### Stated exercise
Make an exact copy of all the records.

Items from a figure collection:
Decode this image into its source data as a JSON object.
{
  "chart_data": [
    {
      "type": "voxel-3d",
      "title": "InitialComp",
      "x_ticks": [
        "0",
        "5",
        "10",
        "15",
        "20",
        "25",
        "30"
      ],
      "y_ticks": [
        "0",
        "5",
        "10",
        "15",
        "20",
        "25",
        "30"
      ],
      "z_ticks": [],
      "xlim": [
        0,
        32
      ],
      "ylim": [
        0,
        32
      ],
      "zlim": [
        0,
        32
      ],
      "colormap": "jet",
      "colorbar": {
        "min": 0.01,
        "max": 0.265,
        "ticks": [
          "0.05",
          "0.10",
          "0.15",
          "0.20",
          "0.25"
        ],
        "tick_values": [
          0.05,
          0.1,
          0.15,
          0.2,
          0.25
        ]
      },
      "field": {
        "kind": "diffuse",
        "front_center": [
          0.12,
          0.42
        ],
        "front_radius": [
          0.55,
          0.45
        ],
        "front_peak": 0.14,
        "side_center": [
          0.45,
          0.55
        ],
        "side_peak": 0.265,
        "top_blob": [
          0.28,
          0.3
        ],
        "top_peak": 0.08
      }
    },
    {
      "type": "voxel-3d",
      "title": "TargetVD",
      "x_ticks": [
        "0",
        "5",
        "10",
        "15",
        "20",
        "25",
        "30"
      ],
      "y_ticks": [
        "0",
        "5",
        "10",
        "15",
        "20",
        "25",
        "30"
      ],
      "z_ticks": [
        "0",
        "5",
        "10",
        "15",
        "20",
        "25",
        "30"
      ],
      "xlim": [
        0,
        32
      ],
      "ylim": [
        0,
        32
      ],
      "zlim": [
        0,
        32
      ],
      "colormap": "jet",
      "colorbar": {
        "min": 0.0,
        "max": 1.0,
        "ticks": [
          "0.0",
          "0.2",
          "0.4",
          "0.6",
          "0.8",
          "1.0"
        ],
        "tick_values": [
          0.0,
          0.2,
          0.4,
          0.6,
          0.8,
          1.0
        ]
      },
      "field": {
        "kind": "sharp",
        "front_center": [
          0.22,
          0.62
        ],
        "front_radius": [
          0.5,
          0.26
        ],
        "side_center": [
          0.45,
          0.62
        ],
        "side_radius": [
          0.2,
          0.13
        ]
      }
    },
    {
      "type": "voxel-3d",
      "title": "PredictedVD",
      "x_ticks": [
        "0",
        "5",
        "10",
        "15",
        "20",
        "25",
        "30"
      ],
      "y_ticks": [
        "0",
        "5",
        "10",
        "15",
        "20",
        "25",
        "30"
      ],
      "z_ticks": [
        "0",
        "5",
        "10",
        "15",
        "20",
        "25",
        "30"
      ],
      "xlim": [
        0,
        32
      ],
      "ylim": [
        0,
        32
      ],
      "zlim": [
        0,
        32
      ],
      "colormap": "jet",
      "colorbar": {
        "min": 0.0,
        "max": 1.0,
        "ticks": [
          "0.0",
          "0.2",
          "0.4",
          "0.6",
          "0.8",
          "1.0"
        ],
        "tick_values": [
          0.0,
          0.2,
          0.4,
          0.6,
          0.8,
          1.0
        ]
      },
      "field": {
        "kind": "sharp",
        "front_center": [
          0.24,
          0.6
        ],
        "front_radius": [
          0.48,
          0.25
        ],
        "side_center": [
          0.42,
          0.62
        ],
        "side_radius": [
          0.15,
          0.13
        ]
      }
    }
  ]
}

### Answer to the task
Decode this image into its source data as a JSON object.
{
  "chart_data": [
    {
      "type": "voxel-3d",
      "title": "InitialComp",
      "x_ticks": [
        "0",
        "5",
        "10",
        "15",
        "20",
        "25",
        "30"
      ],
      "y_ticks": [
        "0",
        "5",
        "10",
        "15",
        "20",
        "25",
        "30"
      ],
      "z_ticks": [],
      "xlim": [
        0,
        32
      ],
      "ylim": [
        0,
        32
      ],
      "zlim": [
        0,
        32
      ],
      "colormap": "jet",
      "colorbar": {
        "min": 0.01,
        "max": 0.265,
        "ticks": [
          "0.05",
          "0.10",
          "0.15",
          "0.20",
          "0.25"
        ],
        "tick_values": [
          0.05,
          0.1,
          0.15,
          0.2,
          0.25
        ]
      },
      "field": {
        "kind": "diffuse",
        "front_center": [
          0.12,
          0.42
        ],
        "front_radius": [
          0.55,
          0.45
        ],
        "front_peak": 0.14,
        "side_center": [
          0.45,
          0.55
        ],
        "side_peak": 0.265,
        "top_blob": [
          0.28,
          0.3
        ],
        "top_peak": 0.08
      }
    },
    {
      "type": "voxel-3d",
      "title": "TargetVD",
      "x_ticks": [
        "0",
        "5",
        "10",
        "15",
        "20",
        "25",
        "30"
      ],
      "y_ticks": [
        "0",
        "5",
        "10",
        "15",
        "20",
        "25",
        "30"
      ],
      "z_ticks": [
        "0",
        "5",
        "10",
        "15",
        "20",
        "25",
        "30"
      ],
      "xlim": [
        0,
        32
      ],
      "ylim": [
        0,
        32
      ],
      "zlim": [
        0,
        32
      ],
      "colormap": "jet",
      "colorbar": {
        "min": 0.0,
        "max": 1.0,
        "ticks": [
          "0.0",
          "0.2",
          "0.4",
          "0.6",
          "0.8",
          "1.0"
        ],
        "tick_values": [
          0.0,
          0.2,
          0.4,
          0.6,
          0.8,
          1.0
        ]
      },
      "field": {
        "kind": "sharp",
        "front_center": [
          0.22,
          0.62
        ],
        "front_radius": [
          0.5,
          0.26
        ],
        "side_center": [
          0.45,
          0.62
        ],
        "side_radius": [
          0.2,
          0.13
        ]
      }
    },
    {
      "type": "voxel-3d",
      "title": "PredictedVD",
      "x_ticks": [
        "0",
        "5",
        "10",
        "15",
        "20",
        "25",
        "30"
      ],
      "y_ticks": [
        "0",
        "5",
        "10",
        "15",
        "20",
        "25",
        "30"
      ],
      "z_ticks": [
        "0",
        "5",
        "10",
        "15",
        "20",
        "25",
        "30"
      ],
      "xlim": [
        0,
        32
      ],
      "ylim": [
        0,
        32
      ],
      "zlim": [
        0,
        32
      ],
      "colormap": "jet",
      "colorbar": {
        "min": 0.0,
        "max": 1.0,
        "ticks": [
          "0.0",
          "0.2",
          "0.4",
          "0.6",
          "0.8",
          "1.0"
        ],
        "tick_values": [
          0.0,
          0.2,
          0.4,
          0.6,
          0.8,
          1.0
        ]
      },
      "field": {
        "kind": "sharp",
        "front_center": [
          0.24,
          0.6
        ],
        "front_radius": [
          0.48,
          0.25
        ],
        "side_center": [
          0.42,
          0.62
        ],
        "side_radius": [
          0.15,
          0.13
        ]
      }
    }
  ]
}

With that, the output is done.